# Input material:
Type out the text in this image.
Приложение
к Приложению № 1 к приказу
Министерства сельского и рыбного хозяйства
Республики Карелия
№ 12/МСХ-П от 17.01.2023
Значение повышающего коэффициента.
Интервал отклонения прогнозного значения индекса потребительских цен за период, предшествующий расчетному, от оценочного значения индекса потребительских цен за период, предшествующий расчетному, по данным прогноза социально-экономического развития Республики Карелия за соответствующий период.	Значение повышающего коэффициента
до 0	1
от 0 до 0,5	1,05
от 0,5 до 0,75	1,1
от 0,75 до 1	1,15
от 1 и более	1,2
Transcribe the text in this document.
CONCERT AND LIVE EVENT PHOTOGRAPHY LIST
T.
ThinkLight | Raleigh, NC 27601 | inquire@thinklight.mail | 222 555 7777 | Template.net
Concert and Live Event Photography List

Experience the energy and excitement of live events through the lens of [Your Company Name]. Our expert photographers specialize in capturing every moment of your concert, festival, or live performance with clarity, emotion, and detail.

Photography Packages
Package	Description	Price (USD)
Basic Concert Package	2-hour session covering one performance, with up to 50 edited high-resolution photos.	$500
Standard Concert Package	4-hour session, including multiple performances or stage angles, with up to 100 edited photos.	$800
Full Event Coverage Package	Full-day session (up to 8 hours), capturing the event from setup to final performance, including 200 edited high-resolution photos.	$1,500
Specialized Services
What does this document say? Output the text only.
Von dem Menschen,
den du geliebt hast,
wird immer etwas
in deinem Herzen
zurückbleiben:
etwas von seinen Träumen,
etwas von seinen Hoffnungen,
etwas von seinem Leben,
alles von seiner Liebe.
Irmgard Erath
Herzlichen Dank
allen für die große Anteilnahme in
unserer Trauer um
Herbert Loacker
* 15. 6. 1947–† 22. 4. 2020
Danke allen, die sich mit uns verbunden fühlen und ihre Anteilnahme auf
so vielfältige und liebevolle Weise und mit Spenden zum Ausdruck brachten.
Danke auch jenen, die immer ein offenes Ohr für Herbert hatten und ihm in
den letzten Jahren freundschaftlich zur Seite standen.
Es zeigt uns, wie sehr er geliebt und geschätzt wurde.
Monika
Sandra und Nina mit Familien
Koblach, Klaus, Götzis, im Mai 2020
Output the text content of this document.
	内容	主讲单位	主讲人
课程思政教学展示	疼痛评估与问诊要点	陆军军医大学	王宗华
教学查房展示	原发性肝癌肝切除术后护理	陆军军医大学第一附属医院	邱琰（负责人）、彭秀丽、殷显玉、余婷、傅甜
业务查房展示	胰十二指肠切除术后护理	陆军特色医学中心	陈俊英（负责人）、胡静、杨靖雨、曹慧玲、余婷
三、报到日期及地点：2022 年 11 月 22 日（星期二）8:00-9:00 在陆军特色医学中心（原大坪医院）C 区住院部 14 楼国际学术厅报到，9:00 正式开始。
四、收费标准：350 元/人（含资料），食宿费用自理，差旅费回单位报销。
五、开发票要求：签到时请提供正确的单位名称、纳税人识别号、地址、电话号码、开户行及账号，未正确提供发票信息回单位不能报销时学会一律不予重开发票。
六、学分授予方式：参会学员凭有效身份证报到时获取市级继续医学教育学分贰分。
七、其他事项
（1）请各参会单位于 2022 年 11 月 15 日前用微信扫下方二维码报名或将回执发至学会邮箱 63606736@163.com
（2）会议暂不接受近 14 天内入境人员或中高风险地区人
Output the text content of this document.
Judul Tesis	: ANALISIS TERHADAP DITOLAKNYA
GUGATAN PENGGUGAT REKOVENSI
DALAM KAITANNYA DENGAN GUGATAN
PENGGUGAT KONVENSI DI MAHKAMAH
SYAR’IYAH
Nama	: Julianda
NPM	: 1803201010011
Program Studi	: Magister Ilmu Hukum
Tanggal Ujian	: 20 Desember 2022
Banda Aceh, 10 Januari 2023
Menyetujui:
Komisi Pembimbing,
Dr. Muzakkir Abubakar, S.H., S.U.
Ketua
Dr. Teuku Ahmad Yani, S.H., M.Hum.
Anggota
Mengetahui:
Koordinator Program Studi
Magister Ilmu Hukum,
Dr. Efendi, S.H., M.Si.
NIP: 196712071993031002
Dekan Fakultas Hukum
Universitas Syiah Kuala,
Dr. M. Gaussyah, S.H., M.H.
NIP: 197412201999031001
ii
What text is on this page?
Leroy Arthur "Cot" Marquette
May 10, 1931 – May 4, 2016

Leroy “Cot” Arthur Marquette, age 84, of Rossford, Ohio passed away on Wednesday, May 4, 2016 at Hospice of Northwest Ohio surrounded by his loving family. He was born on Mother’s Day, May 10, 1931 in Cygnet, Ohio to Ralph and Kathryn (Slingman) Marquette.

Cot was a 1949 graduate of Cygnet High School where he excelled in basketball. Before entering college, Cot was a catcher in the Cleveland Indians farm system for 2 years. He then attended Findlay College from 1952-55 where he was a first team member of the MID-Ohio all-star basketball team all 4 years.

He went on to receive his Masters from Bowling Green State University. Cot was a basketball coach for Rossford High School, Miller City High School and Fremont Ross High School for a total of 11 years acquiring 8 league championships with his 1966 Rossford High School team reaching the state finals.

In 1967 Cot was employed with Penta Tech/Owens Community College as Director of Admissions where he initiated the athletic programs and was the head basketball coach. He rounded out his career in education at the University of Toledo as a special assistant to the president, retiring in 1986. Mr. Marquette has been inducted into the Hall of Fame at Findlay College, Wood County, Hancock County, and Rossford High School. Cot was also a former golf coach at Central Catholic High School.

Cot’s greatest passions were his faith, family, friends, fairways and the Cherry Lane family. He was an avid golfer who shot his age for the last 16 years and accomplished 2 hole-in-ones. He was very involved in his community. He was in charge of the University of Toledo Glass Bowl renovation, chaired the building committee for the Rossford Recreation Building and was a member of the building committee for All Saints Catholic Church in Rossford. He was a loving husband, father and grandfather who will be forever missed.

# Problem details:
Your task is to transcribe the material exactly.

# Response:
Type out the text in this image.
Приложение
к Приложению № 1 к приказу
Министерства сельского и рыбного хозяйства
Республики Карелия
№ 12/МСХ-П от 17.01.2023
Значение повышающего коэффициента.
Интервал отклонения прогнозного значения индекса потребительских цен за период, предшествующий расчетному, от оценочного значения индекса потребительских цен за период, предшествующий расчетному, по данным прогноза социально-экономического развития Республики Карелия за соответствующий период.	Значение повышающего коэффициента
до 0	1
от 0 до 0,5	1,05
от 0,5 до 0,75	1,1
от 0,75 до 1	1,15
от 1 и более	1,2
Transcribe the text in this document.
CONCERT AND LIVE EVENT PHOTOGRAPHY LIST
T.
ThinkLight | Raleigh, NC 27601 | inquire@thinklight.mail | 222 555 7777 | Template.net
Concert and Live Event Photography List

Experience the energy and excitement of live events through the lens of [Your Company Name]. Our expert photographers specialize in capturing every moment of your concert, festival, or live performance with clarity, emotion, and detail.

Photography Packages
Package	Description	Price (USD)
Basic Concert Package	2-hour session covering one performance, with up to 50 edited high-resolution photos.	$500
Standard Concert Package	4-hour session, including multiple performances or stage angles, with up to 100 edited photos.	$800
Full Event Coverage Package	Full-day session (up to 8 hours), capturing the event from setup to final performance, including 200 edited high-resolution photos.	$1,500
Specialized Services
What does this document say? Output the text only.
Von dem Menschen,
den du geliebt hast,
wird immer etwas
in deinem Herzen
zurückbleiben:
etwas von seinen Träumen,
etwas von seinen Hoffnungen,
etwas von seinem Leben,
alles von seiner Liebe.
Irmgard Erath
Herzlichen Dank
allen für die große Anteilnahme in
unserer Trauer um
Herbert Loacker
* 15. 6. 1947–† 22. 4. 2020
Danke allen, die sich mit uns verbunden fühlen und ihre Anteilnahme auf
so vielfältige und liebevolle Weise und mit Spenden zum Ausdruck brachten.
Danke auch jenen, die immer ein offenes Ohr für Herbert hatten und ihm in
den letzten Jahren freundschaftlich zur Seite standen.
Es zeigt uns, wie sehr er geliebt und geschätzt wurde.
Monika
Sandra und Nina mit Familien
Koblach, Klaus, Götzis, im Mai 2020
Output the text content of this document.
	内容	主讲单位	主讲人
课程思政教学展示	疼痛评估与问诊要点	陆军军医大学	王宗华
教学查房展示	原发性肝癌肝切除术后护理	陆军军医大学第一附属医院	邱琰（负责人）、彭秀丽、殷显玉、余婷、傅甜
业务查房展示	胰十二指肠切除术后护理	陆军特色医学中心	陈俊英（负责人）、胡静、杨靖雨、曹慧玲、余婷
三、报到日期及地点：2022 年 11 月 22 日（星期二）8:00-9:00 在陆军特色医学中心（原大坪医院）C 区住院部 14 楼国际学术厅报到，9:00 正式开始。
四、收费标准：350 元/人（含资料），食宿费用自理，差旅费回单位报销。
五、开发票要求：签到时请提供正确的单位名称、纳税人识别号、地址、电话号码、开户行及账号，未正确提供发票信息回单位不能报销时学会一律不予重开发票。
六、学分授予方式：参会学员凭有效身份证报到时获取市级继续医学教育学分贰分。
七、其他事项
（1）请各参会单位于 2022 年 11 月 15 日前用微信扫下方二维码报名或将回执发至学会邮箱 63606736@163.com
（2）会议暂不接受近 14 天内入境人员或中高风险地区人
Output the text content of this document.
Judul Tesis	: ANALISIS TERHADAP DITOLAKNYA
GUGATAN PENGGUGAT REKOVENSI
DALAM KAITANNYA DENGAN GUGATAN
PENGGUGAT KONVENSI DI MAHKAMAH
SYAR’IYAH
Nama	: Julianda
NPM	: 1803201010011
Program Studi	: Magister Ilmu Hukum
Tanggal Ujian	: 20 Desember 2022
Banda Aceh, 10 Januari 2023
Menyetujui:
Komisi Pembimbing,
Dr. Muzakkir Abubakar, S.H., S.U.
Ketua
Dr. Teuku Ahmad Yani, S.H., M.Hum.
Anggota
Mengetahui:
Koordinator Program Studi
Magister Ilmu Hukum,
Dr. Efendi, S.H., M.Si.
NIP: 196712071993031002
Dekan Fakultas Hukum
Universitas Syiah Kuala,
Dr. M. Gaussyah, S.H., M.H.
NIP: 197412201999031001
ii
What text is on this page?
Leroy Arthur "Cot" Marquette
May 10, 1931 – May 4, 2016

Leroy “Cot” Arthur Marquette, age 84, of Rossford, Ohio passed away on Wednesday, May 4, 2016 at Hospice of Northwest Ohio surrounded by his loving family. He was born on Mother’s Day, May 10, 1931 in Cygnet, Ohio to Ralph and Kathryn (Slingman) Marquette.

Cot was a 1949 graduate of Cygnet High School where he excelled in basketball. Before entering college, Cot was a catcher in the Cleveland Indians farm system for 2 years. He then attended Findlay College from 1952-55 where he was a first team member of the MID-Ohio all-star basketball team all 4 years.

He went on to receive his Masters from Bowling Green State University. Cot was a basketball coach for Rossford High School, Miller City High School and Fremont Ross High School for a total of 11 years acquiring 8 league championships with his 1966 Rossford High School team reaching the state finals.

In 1967 Cot was employed with Penta Tech/Owens Community College as Director of Admissions where he initiated the athletic programs and was the head basketball coach. He rounded out his career in education at the University of Toledo as a special assistant to the president, retiring in 1986. Mr. Marquette has been inducted into the Hall of Fame at Findlay College, Wood County, Hancock County, and Rossford High School. Cot was also a former golf coach at Central Catholic High School.

Cot’s greatest passions were his faith, family, friends, fairways and the Cherry Lane family. He was an avid golfer who shot his age for the last 16 years and accomplished 2 hole-in-ones. He was very involved in his community. He was in charge of the University of Toledo Glass Bowl renovation, chaired the building committee for the Rossford Recreation Building and was a member of the building committee for All Saints Catholic Church in Rossford. He was a loving husband, father and grandfather who will be forever missed.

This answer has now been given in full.